§ **EXERCISE AIM**
Reproduce the data that follows in its entirety, character for character.

§ **Saved data entries**
+ + + +

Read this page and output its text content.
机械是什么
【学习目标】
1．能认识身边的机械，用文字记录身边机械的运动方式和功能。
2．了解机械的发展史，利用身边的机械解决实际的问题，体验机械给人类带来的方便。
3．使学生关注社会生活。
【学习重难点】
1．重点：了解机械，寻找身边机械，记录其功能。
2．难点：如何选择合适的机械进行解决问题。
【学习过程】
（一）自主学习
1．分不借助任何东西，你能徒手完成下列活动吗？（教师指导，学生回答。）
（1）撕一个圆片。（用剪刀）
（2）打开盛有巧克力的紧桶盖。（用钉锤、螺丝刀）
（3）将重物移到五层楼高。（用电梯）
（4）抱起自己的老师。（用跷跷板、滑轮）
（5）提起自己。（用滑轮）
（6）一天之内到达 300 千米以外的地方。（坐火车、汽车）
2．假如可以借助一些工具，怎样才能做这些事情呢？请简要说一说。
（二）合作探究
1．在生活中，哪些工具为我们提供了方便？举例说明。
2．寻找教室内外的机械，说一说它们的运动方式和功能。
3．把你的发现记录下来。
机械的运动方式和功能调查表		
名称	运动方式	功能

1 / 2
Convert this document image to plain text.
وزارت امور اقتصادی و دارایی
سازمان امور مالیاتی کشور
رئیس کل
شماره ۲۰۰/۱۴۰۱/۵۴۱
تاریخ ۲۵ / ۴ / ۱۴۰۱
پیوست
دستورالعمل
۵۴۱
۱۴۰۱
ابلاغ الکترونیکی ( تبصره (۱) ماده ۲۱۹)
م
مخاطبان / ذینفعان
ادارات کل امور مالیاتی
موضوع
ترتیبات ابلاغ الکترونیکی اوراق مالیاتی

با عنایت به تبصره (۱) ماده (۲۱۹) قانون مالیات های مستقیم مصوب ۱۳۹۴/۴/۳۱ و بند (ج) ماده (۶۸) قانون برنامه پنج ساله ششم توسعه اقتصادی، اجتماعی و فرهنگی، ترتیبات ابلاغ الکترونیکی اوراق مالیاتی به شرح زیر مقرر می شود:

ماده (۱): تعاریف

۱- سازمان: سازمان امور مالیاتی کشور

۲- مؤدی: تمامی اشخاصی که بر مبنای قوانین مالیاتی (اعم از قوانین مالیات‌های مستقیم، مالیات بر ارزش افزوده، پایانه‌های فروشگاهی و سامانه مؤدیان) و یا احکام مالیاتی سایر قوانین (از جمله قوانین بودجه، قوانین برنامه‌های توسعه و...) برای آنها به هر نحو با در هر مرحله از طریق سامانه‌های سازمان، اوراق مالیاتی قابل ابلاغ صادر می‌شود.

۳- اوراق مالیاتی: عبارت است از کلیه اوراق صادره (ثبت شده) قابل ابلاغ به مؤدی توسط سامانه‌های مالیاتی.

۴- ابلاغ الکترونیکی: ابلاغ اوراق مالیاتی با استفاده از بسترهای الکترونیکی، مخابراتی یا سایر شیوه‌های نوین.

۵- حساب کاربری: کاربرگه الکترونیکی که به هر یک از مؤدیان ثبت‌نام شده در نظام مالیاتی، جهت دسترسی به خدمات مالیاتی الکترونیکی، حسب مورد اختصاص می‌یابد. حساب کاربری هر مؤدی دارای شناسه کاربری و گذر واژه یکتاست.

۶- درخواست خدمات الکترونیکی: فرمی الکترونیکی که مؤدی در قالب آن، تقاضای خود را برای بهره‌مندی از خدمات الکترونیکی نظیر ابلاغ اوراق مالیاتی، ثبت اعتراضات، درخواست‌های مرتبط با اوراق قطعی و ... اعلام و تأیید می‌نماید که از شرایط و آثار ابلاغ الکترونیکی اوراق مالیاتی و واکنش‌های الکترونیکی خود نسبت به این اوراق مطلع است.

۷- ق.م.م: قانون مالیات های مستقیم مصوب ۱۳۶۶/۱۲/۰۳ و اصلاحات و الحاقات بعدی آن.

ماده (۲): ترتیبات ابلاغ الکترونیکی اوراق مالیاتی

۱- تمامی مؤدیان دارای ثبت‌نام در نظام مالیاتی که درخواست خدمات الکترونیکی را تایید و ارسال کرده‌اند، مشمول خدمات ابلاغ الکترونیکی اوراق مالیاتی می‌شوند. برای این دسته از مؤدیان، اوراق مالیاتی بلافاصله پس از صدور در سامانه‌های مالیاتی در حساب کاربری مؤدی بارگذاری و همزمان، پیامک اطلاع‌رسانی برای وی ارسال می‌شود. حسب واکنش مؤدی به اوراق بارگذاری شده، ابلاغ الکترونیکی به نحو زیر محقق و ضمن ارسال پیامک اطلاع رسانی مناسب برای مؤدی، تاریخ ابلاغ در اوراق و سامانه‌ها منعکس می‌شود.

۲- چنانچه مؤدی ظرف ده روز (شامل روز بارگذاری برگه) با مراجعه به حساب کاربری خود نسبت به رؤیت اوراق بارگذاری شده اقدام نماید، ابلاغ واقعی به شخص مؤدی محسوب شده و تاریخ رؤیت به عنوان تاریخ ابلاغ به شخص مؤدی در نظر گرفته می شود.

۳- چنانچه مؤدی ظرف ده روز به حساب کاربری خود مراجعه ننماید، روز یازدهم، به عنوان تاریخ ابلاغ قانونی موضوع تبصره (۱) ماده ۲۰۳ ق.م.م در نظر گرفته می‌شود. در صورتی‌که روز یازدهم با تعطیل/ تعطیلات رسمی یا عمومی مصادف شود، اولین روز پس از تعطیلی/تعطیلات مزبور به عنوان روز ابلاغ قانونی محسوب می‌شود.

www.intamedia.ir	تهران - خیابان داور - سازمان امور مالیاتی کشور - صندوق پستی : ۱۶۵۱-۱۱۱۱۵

+ + + +

§ **RESULT FOR THIS EXERCISE**
Read this page and output its text content.
机械是什么
【学习目标】
1．能认识身边的机械，用文字记录身边机械的运动方式和功能。
2．了解机械的发展史，利用身边的机械解决实际的问题，体验机械给人类带来的方便。
3．使学生关注社会生活。
【学习重难点】
1．重点：了解机械，寻找身边机械，记录其功能。
2．难点：如何选择合适的机械进行解决问题。
【学习过程】
（一）自主学习
1．分不借助任何东西，你能徒手完成下列活动吗？（教师指导，学生回答。）
（1）撕一个圆片。（用剪刀）
（2）打开盛有巧克力的紧桶盖。（用钉锤、螺丝刀）
（3）将重物移到五层楼高。（用电梯）
（4）抱起自己的老师。（用跷跷板、滑轮）
（5）提起自己。（用滑轮）
（6）一天之内到达 300 千米以外的地方。（坐火车、汽车）
2．假如可以借助一些工具，怎样才能做这些事情呢？请简要说一说。
（二）合作探究
1．在生活中，哪些工具为我们提供了方便？举例说明。
2．寻找教室内外的机械，说一说它们的运动方式和功能。
3．把你的发现记录下来。
机械的运动方式和功能调查表		
名称	运动方式	功能

1 / 2
Convert this document image to plain text.
وزارت امور اقتصادی و دارایی
سازمان امور مالیاتی کشور
رئیس کل
شماره ۲۰۰/۱۴۰۱/۵۴۱
تاریخ ۲۵ / ۴ / ۱۴۰۱
پیوست
دستورالعمل
۵۴۱
۱۴۰۱
ابلاغ الکترونیکی ( تبصره (۱) ماده ۲۱۹)
م
مخاطبان / ذینفعان
ادارات کل امور مالیاتی
موضوع
ترتیبات ابلاغ الکترونیکی اوراق مالیاتی

با عنایت به تبصره (۱) ماده (۲۱۹) قانون مالیات های مستقیم مصوب ۱۳۹۴/۴/۳۱ و بند (ج) ماده (۶۸) قانون برنامه پنج ساله ششم توسعه اقتصادی، اجتماعی و فرهنگی، ترتیبات ابلاغ الکترونیکی اوراق مالیاتی به شرح زیر مقرر می شود:

ماده (۱): تعاریف

۱- سازمان: سازمان امور مالیاتی کشور

۲- مؤدی: تمامی اشخاصی که بر مبنای قوانین مالیاتی (اعم از قوانین مالیات‌های مستقیم، مالیات بر ارزش افزوده، پایانه‌های فروشگاهی و سامانه مؤدیان) و یا احکام مالیاتی سایر قوانین (از جمله قوانین بودجه، قوانین برنامه‌های توسعه و...) برای آنها به هر نحو با در هر مرحله از طریق سامانه‌های سازمان، اوراق مالیاتی قابل ابلاغ صادر می‌شود.

۳- اوراق مالیاتی: عبارت است از کلیه اوراق صادره (ثبت شده) قابل ابلاغ به مؤدی توسط سامانه‌های مالیاتی.

۴- ابلاغ الکترونیکی: ابلاغ اوراق مالیاتی با استفاده از بسترهای الکترونیکی، مخابراتی یا سایر شیوه‌های نوین.

۵- حساب کاربری: کاربرگه الکترونیکی که به هر یک از مؤدیان ثبت‌نام شده در نظام مالیاتی، جهت دسترسی به خدمات مالیاتی الکترونیکی، حسب مورد اختصاص می‌یابد. حساب کاربری هر مؤدی دارای شناسه کاربری و گذر واژه یکتاست.

۶- درخواست خدمات الکترونیکی: فرمی الکترونیکی که مؤدی در قالب آن، تقاضای خود را برای بهره‌مندی از خدمات الکترونیکی نظیر ابلاغ اوراق مالیاتی، ثبت اعتراضات، درخواست‌های مرتبط با اوراق قطعی و ... اعلام و تأیید می‌نماید که از شرایط و آثار ابلاغ الکترونیکی اوراق مالیاتی و واکنش‌های الکترونیکی خود نسبت به این اوراق مطلع است.

۷- ق.م.م: قانون مالیات های مستقیم مصوب ۱۳۶۶/۱۲/۰۳ و اصلاحات و الحاقات بعدی آن.

ماده (۲): ترتیبات ابلاغ الکترونیکی اوراق مالیاتی

۱- تمامی مؤدیان دارای ثبت‌نام در نظام مالیاتی که درخواست خدمات الکترونیکی را تایید و ارسال کرده‌اند، مشمول خدمات ابلاغ الکترونیکی اوراق مالیاتی می‌شوند. برای این دسته از مؤدیان، اوراق مالیاتی بلافاصله پس از صدور در سامانه‌های مالیاتی در حساب کاربری مؤدی بارگذاری و همزمان، پیامک اطلاع‌رسانی برای وی ارسال می‌شود. حسب واکنش مؤدی به اوراق بارگذاری شده، ابلاغ الکترونیکی به نحو زیر محقق و ضمن ارسال پیامک اطلاع رسانی مناسب برای مؤدی، تاریخ ابلاغ در اوراق و سامانه‌ها منعکس می‌شود.

۲- چنانچه مؤدی ظرف ده روز (شامل روز بارگذاری برگه) با مراجعه به حساب کاربری خود نسبت به رؤیت اوراق بارگذاری شده اقدام نماید، ابلاغ واقعی به شخص مؤدی محسوب شده و تاریخ رؤیت به عنوان تاریخ ابلاغ به شخص مؤدی در نظر گرفته می شود.

۳- چنانچه مؤدی ظرف ده روز به حساب کاربری خود مراجعه ننماید، روز یازدهم، به عنوان تاریخ ابلاغ قانونی موضوع تبصره (۱) ماده ۲۰۳ ق.م.م در نظر گرفته می‌شود. در صورتی‌که روز یازدهم با تعطیل/ تعطیلات رسمی یا عمومی مصادف شود، اولین روز پس از تعطیلی/تعطیلات مزبور به عنوان روز ابلاغ قانونی محسوب می‌شود.

www.intamedia.ir	تهران - خیابان داور - سازمان امور مالیاتی کشور - صندوق پستی : ۱۶۵۱-۱۱۱۱۵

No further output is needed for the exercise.